- [Selected extract]:
──────────

PCY algorithm finds frequent pairs in a set. It is similar to apriori algorythm, because it's also two-pass algorithm and uses apriori property to find frequent pairs. But instead of keeping track of which pairs are frequent, PCY compreses this information by creating bitmap.

In [2]:
data = []
with open('DATASET.csv', 'r') as f:
  for line in f:
    temp = line.strip().strip(',').split(',')
    data.append(set(temp))

──────────

- [Spatial annotation records]:
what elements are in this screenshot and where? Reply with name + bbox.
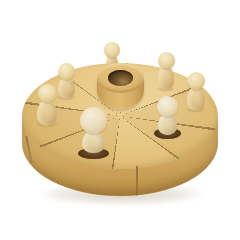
product-photo [0, 0, 240, 240]
peg-w[interactable] [37, 84, 57, 132]
peg-head [158, 52, 175, 69]
peg-head [104, 42, 120, 58]
peg-sw[interactable] [78, 107, 109, 159]
peg-head [187, 72, 205, 90]
peg-e[interactable] [187, 72, 205, 117]
peg-body [82, 131, 105, 153]
peg-body [158, 114, 177, 135]
peg-body [158, 66, 174, 90]
center-ring[interactable] [97, 63, 144, 109]
peg-body [187, 87, 205, 111]
peg-head [80, 107, 107, 134]
peg-head [38, 84, 57, 103]
peg-body [37, 100, 57, 126]
peg-body [58, 77, 75, 99]
slice-seam-front [136, 166, 138, 196]
peg-se[interactable] [154, 96, 181, 141]
ring-hole [108, 70, 133, 86]
peg-head [157, 96, 178, 117]
peg-nw[interactable] [58, 63, 75, 105]
peg-head [58, 63, 75, 80]
peg-ne[interactable] [158, 52, 175, 96]
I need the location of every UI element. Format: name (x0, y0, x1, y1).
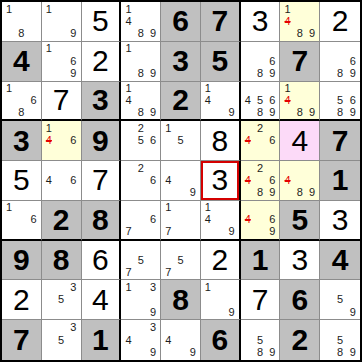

──────────

Please reproduce the PCY algorithm passage above from "PCY algorithm finds" up to and including "by creating bitmap.".

PCY algorithm finds frequent pairs in a set. It is similar to apriori algorythm, because it's also two-pass algorithm and uses apriori property to find frequent pairs. But instead of keeping track of which pairs are frequent, PCY compreses this information by creating bitmap.